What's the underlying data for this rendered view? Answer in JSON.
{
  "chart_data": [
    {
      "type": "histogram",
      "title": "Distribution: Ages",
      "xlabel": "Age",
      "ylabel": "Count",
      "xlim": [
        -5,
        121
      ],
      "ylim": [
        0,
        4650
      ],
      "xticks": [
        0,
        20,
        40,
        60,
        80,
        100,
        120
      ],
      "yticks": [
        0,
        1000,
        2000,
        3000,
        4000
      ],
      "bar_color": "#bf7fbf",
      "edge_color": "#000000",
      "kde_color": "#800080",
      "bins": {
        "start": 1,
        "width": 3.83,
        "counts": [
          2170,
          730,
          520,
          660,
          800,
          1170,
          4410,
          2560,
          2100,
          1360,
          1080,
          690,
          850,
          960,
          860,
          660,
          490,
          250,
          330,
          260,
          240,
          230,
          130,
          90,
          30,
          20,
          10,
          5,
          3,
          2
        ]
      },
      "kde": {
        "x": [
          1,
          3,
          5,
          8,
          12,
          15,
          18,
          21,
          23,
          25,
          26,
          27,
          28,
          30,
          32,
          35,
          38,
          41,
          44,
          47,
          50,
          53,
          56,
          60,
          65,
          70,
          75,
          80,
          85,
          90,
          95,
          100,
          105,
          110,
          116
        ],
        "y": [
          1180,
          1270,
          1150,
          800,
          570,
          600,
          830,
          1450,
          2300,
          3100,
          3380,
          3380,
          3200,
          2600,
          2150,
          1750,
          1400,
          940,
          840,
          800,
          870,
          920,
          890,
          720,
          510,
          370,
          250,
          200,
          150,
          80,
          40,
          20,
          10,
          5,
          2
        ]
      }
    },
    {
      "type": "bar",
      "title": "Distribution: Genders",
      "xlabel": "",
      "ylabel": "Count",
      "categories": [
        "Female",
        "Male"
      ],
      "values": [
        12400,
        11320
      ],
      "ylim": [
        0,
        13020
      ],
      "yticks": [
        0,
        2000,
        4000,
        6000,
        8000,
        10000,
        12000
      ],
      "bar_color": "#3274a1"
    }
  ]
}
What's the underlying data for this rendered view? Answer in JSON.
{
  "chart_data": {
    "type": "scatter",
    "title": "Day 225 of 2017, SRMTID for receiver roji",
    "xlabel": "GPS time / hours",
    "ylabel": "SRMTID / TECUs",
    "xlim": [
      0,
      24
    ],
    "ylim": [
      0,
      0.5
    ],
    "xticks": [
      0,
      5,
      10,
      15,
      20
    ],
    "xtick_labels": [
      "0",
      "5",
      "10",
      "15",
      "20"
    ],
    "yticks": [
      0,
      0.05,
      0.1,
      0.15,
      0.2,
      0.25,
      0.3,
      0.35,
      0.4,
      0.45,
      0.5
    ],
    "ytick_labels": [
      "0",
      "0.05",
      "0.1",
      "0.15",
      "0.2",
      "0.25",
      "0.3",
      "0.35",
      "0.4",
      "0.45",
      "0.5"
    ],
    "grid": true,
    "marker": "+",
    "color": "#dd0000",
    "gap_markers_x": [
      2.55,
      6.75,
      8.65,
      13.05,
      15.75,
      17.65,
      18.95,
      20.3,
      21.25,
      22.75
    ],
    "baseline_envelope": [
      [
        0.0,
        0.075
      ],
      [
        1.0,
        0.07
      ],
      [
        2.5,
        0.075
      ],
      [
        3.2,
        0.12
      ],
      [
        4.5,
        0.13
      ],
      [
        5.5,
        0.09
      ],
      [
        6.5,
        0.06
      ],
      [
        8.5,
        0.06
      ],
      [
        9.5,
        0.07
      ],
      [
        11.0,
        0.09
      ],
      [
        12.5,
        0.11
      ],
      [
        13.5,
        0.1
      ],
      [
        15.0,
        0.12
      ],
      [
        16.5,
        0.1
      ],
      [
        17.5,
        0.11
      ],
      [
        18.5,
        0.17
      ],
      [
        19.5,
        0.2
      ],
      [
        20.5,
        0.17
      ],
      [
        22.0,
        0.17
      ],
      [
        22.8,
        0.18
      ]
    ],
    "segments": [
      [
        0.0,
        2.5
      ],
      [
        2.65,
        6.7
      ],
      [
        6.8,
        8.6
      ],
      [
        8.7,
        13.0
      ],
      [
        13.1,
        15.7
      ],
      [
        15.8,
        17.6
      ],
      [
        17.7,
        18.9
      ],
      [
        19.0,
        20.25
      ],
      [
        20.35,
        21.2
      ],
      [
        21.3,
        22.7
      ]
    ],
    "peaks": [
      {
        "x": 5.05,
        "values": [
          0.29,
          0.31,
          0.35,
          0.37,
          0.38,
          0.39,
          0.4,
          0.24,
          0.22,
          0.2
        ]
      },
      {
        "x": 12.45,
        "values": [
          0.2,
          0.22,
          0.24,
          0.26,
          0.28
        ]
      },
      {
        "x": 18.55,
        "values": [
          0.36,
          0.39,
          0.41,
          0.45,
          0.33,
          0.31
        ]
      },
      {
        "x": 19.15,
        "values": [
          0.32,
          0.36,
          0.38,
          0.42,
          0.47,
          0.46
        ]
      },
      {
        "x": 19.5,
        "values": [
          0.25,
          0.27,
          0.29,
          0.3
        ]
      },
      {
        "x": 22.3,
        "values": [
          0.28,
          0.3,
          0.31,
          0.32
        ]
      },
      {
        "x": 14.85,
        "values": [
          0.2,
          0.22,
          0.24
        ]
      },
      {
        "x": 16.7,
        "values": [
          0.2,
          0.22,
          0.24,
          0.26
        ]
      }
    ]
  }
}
------------------------------------------------
Retype all the records, matching them exactly.

Answer to the exercise —
What's the underlying data for this rendered view? Answer in JSON.
{
  "chart_data": [
    {
      "type": "histogram",
      "title": "Distribution: Ages",
      "xlabel": "Age",
      "ylabel": "Count",
      "xlim": [
        -5,
        121
      ],
      "ylim": [
        0,
        4650
      ],
      "xticks": [
        0,
        20,
        40,
        60,
        80,
        100,
        120
      ],
      "yticks": [
        0,
        1000,
        2000,
        3000,
        4000
      ],
      "bar_color": "#bf7fbf",
      "edge_color": "#000000",
      "kde_color": "#800080",
      "bins": {
        "start": 1,
        "width": 3.83,
        "counts": [
          2170,
          730,
          520,
          660,
          800,
          1170,
          4410,
          2560,
          2100,
          1360,
          1080,
          690,
          850,
          960,
          860,
          660,
          490,
          250,
          330,
          260,
          240,
          230,
          130,
          90,
          30,
          20,
          10,
          5,
          3,
          2
        ]
      },
      "kde": {
        "x": [
          1,
          3,
          5,
          8,
          12,
          15,
          18,
          21,
          23,
          25,
          26,
          27,
          28,
          30,
          32,
          35,
          38,
          41,
          44,
          47,
          50,
          53,
          56,
          60,
          65,
          70,
          75,
          80,
          85,
          90,
          95,
          100,
          105,
          110,
          116
        ],
        "y": [
          1180,
          1270,
          1150,
          800,
          570,
          600,
          830,
          1450,
          2300,
          3100,
          3380,
          3380,
          3200,
          2600,
          2150,
          1750,
          1400,
          940,
          840,
          800,
          870,
          920,
          890,
          720,
          510,
          370,
          250,
          200,
          150,
          80,
          40,
          20,
          10,
          5,
          2
        ]
      }
    },
    {
      "type": "bar",
      "title": "Distribution: Genders",
      "xlabel": "",
      "ylabel": "Count",
      "categories": [
        "Female",
        "Male"
      ],
      "values": [
        12400,
        11320
      ],
      "ylim": [
        0,
        13020
      ],
      "yticks": [
        0,
        2000,
        4000,
        6000,
        8000,
        10000,
        12000
      ],
      "bar_color": "#3274a1"
    }
  ]
}
What's the underlying data for this rendered view? Answer in JSON.
{
  "chart_data": {
    "type": "scatter",
    "title": "Day 225 of 2017, SRMTID for receiver roji",
    "xlabel": "GPS time / hours",
    "ylabel": "SRMTID / TECUs",
    "xlim": [
      0,
      24
    ],
    "ylim": [
      0,
      0.5
    ],
    "xticks": [
      0,
      5,
      10,
      15,
      20
    ],
    "xtick_labels": [
      "0",
      "5",
      "10",
      "15",
      "20"
    ],
    "yticks": [
      0,
      0.05,
      0.1,
      0.15,
      0.2,
      0.25,
      0.3,
      0.35,
      0.4,
      0.45,
      0.5
    ],
    "ytick_labels": [
      "0",
      "0.05",
      "0.1",
      "0.15",
      "0.2",
      "0.25",
      "0.3",
      "0.35",
      "0.4",
      "0.45",
      "0.5"
    ],
    "grid": true,
    "marker": "+",
    "color": "#dd0000",
    "gap_markers_x": [
      2.55,
      6.75,
      8.65,
      13.05,
      15.75,
      17.65,
      18.95,
      20.3,
      21.25,
      22.75
    ],
    "baseline_envelope": [
      [
        0.0,
        0.075
      ],
      [
        1.0,
        0.07
      ],
      [
        2.5,
        0.075
      ],
      [
        3.2,
        0.12
      ],
      [
        4.5,
        0.13
      ],
      [
        5.5,
        0.09
      ],
      [
        6.5,
        0.06
      ],
      [
        8.5,
        0.06
      ],
      [
        9.5,
        0.07
      ],
      [
        11.0,
        0.09
      ],
      [
        12.5,
        0.11
      ],
      [
        13.5,
        0.1
      ],
      [
        15.0,
        0.12
      ],
      [
        16.5,
        0.1
      ],
      [
        17.5,
        0.11
      ],
      [
        18.5,
        0.17
      ],
      [
        19.5,
        0.2
      ],
      [
        20.5,
        0.17
      ],
      [
        22.0,
        0.17
      ],
      [
        22.8,
        0.18
      ]
    ],
    "segments": [
      [
        0.0,
        2.5
      ],
      [
        2.65,
        6.7
      ],
      [
        6.8,
        8.6
      ],
      [
        8.7,
        13.0
      ],
      [
        13.1,
        15.7
      ],
      [
        15.8,
        17.6
      ],
      [
        17.7,
        18.9
      ],
      [
        19.0,
        20.25
      ],
      [
        20.35,
        21.2
      ],
      [
        21.3,
        22.7
      ]
    ],
    "peaks": [
      {
        "x": 5.05,
        "values": [
          0.29,
          0.31,
          0.35,
          0.37,
          0.38,
          0.39,
          0.4,
          0.24,
          0.22,
          0.2
        ]
      },
      {
        "x": 12.45,
        "values": [
          0.2,
          0.22,
          0.24,
          0.26,
          0.28
        ]
      },
      {
        "x": 18.55,
        "values": [
          0.36,
          0.39,
          0.41,
          0.45,
          0.33,
          0.31
        ]
      },
      {
        "x": 19.15,
        "values": [
          0.32,
          0.36,
          0.38,
          0.42,
          0.47,
          0.46
        ]
      },
      {
        "x": 19.5,
        "values": [
          0.25,
          0.27,
          0.29,
          0.3
        ]
      },
      {
        "x": 22.3,
        "values": [
          0.28,
          0.3,
          0.31,
          0.32
        ]
      },
      {
        "x": 14.85,
        "values": [
          0.2,
          0.22,
          0.24
        ]
      },
      {
        "x": 16.7,
        "values": [
          0.2,
          0.22,
          0.24,
          0.26
        ]
      }
    ]
  }
}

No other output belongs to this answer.